"""

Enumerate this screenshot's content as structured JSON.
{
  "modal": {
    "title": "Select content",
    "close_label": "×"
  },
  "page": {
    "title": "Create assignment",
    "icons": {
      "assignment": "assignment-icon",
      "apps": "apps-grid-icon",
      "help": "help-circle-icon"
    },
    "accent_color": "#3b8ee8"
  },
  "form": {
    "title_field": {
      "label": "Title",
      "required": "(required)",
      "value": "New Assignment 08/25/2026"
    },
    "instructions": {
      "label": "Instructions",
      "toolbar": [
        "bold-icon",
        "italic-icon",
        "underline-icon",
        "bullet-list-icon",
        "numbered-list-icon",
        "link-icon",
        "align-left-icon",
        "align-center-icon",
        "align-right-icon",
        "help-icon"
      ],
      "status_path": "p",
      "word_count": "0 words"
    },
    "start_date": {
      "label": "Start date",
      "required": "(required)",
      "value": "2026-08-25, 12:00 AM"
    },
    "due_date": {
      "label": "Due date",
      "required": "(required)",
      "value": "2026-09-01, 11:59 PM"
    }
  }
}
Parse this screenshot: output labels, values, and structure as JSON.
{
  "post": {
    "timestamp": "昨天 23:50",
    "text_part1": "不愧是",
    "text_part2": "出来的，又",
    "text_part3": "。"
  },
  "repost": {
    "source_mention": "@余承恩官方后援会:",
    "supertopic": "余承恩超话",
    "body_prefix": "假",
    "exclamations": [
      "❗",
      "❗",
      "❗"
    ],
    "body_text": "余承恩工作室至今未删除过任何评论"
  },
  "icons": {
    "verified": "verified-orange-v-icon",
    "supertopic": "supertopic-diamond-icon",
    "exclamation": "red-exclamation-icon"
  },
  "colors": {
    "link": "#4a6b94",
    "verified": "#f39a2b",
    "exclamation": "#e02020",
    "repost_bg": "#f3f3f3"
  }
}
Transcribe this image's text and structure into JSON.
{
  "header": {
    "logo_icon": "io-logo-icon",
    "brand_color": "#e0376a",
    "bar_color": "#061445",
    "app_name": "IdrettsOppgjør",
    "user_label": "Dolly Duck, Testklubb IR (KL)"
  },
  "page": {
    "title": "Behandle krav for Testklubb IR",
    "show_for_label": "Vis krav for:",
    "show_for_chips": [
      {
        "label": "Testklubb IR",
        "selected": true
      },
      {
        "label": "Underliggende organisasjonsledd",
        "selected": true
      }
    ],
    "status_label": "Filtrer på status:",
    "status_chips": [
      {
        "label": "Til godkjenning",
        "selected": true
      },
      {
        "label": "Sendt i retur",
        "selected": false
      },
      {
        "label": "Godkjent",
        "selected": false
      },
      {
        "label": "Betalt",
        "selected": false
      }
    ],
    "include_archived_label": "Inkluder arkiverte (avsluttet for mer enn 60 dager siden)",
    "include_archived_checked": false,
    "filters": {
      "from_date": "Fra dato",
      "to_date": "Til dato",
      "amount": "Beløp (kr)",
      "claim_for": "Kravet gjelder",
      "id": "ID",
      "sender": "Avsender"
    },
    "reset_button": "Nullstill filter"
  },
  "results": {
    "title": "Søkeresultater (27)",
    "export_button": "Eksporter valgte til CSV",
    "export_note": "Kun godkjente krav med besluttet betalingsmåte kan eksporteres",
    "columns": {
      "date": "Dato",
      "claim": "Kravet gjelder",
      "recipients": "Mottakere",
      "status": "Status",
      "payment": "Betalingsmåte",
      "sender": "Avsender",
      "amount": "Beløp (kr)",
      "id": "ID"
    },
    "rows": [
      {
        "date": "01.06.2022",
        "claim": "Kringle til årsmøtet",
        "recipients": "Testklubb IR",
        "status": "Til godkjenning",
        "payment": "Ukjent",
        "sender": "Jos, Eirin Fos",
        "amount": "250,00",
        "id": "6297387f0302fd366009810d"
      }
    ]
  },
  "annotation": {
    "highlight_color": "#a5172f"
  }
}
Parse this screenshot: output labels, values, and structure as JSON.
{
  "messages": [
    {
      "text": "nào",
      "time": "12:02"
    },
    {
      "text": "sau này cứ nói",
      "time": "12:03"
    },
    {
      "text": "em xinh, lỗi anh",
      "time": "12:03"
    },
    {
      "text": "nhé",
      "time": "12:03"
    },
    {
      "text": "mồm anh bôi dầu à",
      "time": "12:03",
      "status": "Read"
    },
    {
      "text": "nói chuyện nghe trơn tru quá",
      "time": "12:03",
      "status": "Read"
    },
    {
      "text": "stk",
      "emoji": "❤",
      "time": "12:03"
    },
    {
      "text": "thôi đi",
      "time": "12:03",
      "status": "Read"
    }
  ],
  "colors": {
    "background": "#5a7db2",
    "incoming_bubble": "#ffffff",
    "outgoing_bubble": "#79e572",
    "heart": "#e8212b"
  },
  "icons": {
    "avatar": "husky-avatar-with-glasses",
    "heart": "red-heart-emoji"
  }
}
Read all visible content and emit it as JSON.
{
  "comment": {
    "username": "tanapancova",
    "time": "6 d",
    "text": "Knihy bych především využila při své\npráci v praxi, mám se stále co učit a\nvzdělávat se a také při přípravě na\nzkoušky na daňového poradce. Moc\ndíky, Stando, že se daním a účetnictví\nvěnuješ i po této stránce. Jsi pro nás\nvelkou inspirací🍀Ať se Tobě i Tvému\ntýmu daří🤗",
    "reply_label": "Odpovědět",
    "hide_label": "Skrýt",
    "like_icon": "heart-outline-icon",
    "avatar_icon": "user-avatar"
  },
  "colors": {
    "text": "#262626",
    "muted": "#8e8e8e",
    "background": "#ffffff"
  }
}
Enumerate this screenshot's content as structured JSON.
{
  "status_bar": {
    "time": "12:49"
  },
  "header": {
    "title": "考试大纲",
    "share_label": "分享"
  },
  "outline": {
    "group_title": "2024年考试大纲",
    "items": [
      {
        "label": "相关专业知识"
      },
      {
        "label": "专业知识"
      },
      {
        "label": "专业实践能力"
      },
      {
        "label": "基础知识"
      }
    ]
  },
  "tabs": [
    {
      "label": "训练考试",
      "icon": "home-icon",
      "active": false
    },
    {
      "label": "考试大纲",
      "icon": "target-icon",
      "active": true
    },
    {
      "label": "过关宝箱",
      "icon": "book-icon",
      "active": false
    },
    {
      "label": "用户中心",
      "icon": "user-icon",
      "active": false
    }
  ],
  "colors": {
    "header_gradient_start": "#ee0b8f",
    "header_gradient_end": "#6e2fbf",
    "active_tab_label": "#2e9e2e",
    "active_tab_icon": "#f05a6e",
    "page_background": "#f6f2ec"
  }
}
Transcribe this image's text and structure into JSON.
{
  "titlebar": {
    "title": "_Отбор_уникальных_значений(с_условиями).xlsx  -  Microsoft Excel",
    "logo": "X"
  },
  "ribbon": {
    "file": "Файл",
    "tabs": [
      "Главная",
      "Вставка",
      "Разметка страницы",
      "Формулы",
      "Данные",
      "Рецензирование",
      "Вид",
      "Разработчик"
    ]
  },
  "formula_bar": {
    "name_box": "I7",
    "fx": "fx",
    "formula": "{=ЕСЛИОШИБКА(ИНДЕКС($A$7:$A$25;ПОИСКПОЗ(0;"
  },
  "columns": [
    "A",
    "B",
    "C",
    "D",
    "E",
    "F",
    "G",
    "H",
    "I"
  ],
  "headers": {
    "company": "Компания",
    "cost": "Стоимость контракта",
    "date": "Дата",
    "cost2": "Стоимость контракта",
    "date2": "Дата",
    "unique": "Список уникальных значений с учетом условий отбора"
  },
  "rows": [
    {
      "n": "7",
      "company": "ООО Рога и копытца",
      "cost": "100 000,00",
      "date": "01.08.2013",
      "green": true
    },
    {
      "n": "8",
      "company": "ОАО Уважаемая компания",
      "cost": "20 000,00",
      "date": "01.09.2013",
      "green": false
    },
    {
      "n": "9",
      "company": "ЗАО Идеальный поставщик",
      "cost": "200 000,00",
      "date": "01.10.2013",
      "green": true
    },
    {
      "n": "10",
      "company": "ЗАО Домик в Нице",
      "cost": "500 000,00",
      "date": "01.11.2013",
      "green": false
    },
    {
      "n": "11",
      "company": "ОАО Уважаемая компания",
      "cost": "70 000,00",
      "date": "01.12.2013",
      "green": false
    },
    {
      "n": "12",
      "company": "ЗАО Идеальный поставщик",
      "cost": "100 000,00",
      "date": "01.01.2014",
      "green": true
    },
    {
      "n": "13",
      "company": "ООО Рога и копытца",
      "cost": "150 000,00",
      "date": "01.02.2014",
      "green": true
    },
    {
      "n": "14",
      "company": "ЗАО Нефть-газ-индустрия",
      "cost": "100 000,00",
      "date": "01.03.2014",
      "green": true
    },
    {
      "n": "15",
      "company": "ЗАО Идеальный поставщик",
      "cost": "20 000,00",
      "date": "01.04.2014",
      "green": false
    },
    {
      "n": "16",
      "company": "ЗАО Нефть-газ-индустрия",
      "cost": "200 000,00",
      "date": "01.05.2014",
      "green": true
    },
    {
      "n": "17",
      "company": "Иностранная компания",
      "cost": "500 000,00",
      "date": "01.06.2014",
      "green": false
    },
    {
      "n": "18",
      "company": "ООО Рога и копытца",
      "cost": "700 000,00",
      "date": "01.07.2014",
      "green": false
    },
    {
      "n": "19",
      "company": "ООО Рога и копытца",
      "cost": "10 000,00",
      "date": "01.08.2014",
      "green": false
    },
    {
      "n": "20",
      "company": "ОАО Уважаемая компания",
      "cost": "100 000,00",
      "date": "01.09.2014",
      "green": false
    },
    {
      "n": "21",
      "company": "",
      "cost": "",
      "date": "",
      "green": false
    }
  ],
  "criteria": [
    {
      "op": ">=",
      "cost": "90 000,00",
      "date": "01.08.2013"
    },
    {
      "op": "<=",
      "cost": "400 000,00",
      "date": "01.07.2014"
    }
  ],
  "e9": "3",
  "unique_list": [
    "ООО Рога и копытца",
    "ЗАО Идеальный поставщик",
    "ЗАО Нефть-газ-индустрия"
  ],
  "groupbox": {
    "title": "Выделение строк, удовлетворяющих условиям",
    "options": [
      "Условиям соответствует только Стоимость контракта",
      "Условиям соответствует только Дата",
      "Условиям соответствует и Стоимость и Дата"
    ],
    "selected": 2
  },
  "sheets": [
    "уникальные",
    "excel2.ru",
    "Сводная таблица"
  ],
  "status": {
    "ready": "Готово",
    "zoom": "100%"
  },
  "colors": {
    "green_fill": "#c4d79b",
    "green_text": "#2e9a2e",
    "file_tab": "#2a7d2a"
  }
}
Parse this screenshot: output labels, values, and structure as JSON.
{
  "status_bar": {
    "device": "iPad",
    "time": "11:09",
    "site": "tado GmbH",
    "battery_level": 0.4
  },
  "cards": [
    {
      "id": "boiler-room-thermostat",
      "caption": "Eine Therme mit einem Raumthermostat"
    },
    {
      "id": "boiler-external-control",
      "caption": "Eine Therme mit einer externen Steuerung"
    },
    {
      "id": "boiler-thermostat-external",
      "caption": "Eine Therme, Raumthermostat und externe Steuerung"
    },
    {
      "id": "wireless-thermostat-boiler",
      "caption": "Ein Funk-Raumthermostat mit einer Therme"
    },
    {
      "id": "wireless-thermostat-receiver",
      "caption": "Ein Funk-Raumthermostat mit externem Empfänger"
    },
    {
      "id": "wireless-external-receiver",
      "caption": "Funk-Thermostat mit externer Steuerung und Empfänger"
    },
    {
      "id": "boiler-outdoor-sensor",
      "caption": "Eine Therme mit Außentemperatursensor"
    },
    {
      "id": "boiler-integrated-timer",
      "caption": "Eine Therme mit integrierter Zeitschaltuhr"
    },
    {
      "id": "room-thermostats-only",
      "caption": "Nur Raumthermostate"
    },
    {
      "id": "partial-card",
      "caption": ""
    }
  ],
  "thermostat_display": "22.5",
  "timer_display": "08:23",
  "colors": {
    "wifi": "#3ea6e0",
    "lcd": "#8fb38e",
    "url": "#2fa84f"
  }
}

"""

**TASK STATEMENT**
Count the lines above in which the word "Funk" appears, then state only that count.

**ANSWER FOR THE TASK**
3